RECORDS SUPPLIED:

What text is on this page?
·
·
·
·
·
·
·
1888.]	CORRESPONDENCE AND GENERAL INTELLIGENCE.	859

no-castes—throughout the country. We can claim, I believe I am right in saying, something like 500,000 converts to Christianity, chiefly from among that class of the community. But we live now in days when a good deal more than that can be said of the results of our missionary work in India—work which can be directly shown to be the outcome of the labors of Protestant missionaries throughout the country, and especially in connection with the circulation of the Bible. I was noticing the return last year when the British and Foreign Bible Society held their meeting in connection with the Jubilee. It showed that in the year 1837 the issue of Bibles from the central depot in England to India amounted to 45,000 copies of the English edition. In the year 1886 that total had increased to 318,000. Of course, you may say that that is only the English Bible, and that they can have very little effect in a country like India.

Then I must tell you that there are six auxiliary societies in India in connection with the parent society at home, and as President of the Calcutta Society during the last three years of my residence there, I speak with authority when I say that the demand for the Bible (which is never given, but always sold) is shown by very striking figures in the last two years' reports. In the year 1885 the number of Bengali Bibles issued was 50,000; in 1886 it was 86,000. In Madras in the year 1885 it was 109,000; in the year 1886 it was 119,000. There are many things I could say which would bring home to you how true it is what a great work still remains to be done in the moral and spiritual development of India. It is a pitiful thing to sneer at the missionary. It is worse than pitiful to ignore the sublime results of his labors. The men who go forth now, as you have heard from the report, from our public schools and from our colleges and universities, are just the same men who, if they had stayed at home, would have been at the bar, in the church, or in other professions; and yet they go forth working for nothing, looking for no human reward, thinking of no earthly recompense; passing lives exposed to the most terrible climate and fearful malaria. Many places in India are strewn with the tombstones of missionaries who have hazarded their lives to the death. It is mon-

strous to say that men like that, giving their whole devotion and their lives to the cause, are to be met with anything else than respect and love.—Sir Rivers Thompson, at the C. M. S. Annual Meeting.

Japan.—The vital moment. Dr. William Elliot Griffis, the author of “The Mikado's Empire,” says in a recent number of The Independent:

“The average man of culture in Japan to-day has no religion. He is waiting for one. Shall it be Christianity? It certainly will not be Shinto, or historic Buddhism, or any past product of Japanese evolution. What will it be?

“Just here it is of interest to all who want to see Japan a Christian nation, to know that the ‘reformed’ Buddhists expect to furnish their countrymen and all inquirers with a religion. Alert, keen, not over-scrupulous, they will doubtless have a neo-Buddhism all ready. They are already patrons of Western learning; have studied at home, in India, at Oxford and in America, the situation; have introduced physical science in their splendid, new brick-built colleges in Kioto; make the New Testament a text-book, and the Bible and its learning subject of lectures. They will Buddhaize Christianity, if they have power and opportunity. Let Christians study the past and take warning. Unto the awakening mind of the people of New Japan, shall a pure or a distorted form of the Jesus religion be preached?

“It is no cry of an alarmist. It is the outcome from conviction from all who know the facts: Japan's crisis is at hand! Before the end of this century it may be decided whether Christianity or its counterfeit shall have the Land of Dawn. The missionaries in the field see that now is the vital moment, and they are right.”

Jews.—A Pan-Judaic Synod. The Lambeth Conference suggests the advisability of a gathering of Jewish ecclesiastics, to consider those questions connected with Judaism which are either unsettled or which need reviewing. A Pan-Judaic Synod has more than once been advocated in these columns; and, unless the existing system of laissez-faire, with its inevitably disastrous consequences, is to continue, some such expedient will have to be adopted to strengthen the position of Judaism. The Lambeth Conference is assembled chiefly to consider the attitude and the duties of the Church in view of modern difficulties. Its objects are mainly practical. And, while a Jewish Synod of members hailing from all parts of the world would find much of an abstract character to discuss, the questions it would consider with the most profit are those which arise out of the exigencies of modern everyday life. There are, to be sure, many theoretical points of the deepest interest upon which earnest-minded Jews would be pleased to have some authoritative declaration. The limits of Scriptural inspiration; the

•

GOAL OF THE EXERCISE: Type out the material again exactly as presented.

ANSWER TO THIS TASK:
What text is on this page?
·
·
·
·
·
·
·
1888.]	CORRESPONDENCE AND GENERAL INTELLIGENCE.	859

no-castes—throughout the country. We can claim, I believe I am right in saying, something like 500,000 converts to Christianity, chiefly from among that class of the community. But we live now in days when a good deal more than that can be said of the results of our missionary work in India—work which can be directly shown to be the outcome of the labors of Protestant missionaries throughout the country, and especially in connection with the circulation of the Bible. I was noticing the return last year when the British and Foreign Bible Society held their meeting in connection with the Jubilee. It showed that in the year 1837 the issue of Bibles from the central depot in England to India amounted to 45,000 copies of the English edition. In the year 1886 that total had increased to 318,000. Of course, you may say that that is only the English Bible, and that they can have very little effect in a country like India.

Then I must tell you that there are six auxiliary societies in India in connection with the parent society at home, and as President of the Calcutta Society during the last three years of my residence there, I speak with authority when I say that the demand for the Bible (which is never given, but always sold) is shown by very striking figures in the last two years' reports. In the year 1885 the number of Bengali Bibles issued was 50,000; in 1886 it was 86,000. In Madras in the year 1885 it was 109,000; in the year 1886 it was 119,000. There are many things I could say which would bring home to you how true it is what a great work still remains to be done in the moral and spiritual development of India. It is a pitiful thing to sneer at the missionary. It is worse than pitiful to ignore the sublime results of his labors. The men who go forth now, as you have heard from the report, from our public schools and from our colleges and universities, are just the same men who, if they had stayed at home, would have been at the bar, in the church, or in other professions; and yet they go forth working for nothing, looking for no human reward, thinking of no earthly recompense; passing lives exposed to the most terrible climate and fearful malaria. Many places in India are strewn with the tombstones of missionaries who have hazarded their lives to the death. It is mon-

strous to say that men like that, giving their whole devotion and their lives to the cause, are to be met with anything else than respect and love.—Sir Rivers Thompson, at the C. M. S. Annual Meeting.

Japan.—The vital moment. Dr. William Elliot Griffis, the author of “The Mikado's Empire,” says in a recent number of The Independent:

“The average man of culture in Japan to-day has no religion. He is waiting for one. Shall it be Christianity? It certainly will not be Shinto, or historic Buddhism, or any past product of Japanese evolution. What will it be?

“Just here it is of interest to all who want to see Japan a Christian nation, to know that the ‘reformed’ Buddhists expect to furnish their countrymen and all inquirers with a religion. Alert, keen, not over-scrupulous, they will doubtless have a neo-Buddhism all ready. They are already patrons of Western learning; have studied at home, in India, at Oxford and in America, the situation; have introduced physical science in their splendid, new brick-built colleges in Kioto; make the New Testament a text-book, and the Bible and its learning subject of lectures. They will Buddhaize Christianity, if they have power and opportunity. Let Christians study the past and take warning. Unto the awakening mind of the people of New Japan, shall a pure or a distorted form of the Jesus religion be preached?

“It is no cry of an alarmist. It is the outcome from conviction from all who know the facts: Japan's crisis is at hand! Before the end of this century it may be decided whether Christianity or its counterfeit shall have the Land of Dawn. The missionaries in the field see that now is the vital moment, and they are right.”

Jews.—A Pan-Judaic Synod. The Lambeth Conference suggests the advisability of a gathering of Jewish ecclesiastics, to consider those questions connected with Judaism which are either unsettled or which need reviewing. A Pan-Judaic Synod has more than once been advocated in these columns; and, unless the existing system of laissez-faire, with its inevitably disastrous consequences, is to continue, some such expedient will have to be adopted to strengthen the position of Judaism. The Lambeth Conference is assembled chiefly to consider the attitude and the duties of the Church in view of modern difficulties. Its objects are mainly practical. And, while a Jewish Synod of members hailing from all parts of the world would find much of an abstract character to discuss, the questions it would consider with the most profit are those which arise out of the exigencies of modern everyday life. There are, to be sure, many theoretical points of the deepest interest upon which earnest-minded Jews would be pleased to have some authoritative declaration. The limits of Scriptural inspiration; the

•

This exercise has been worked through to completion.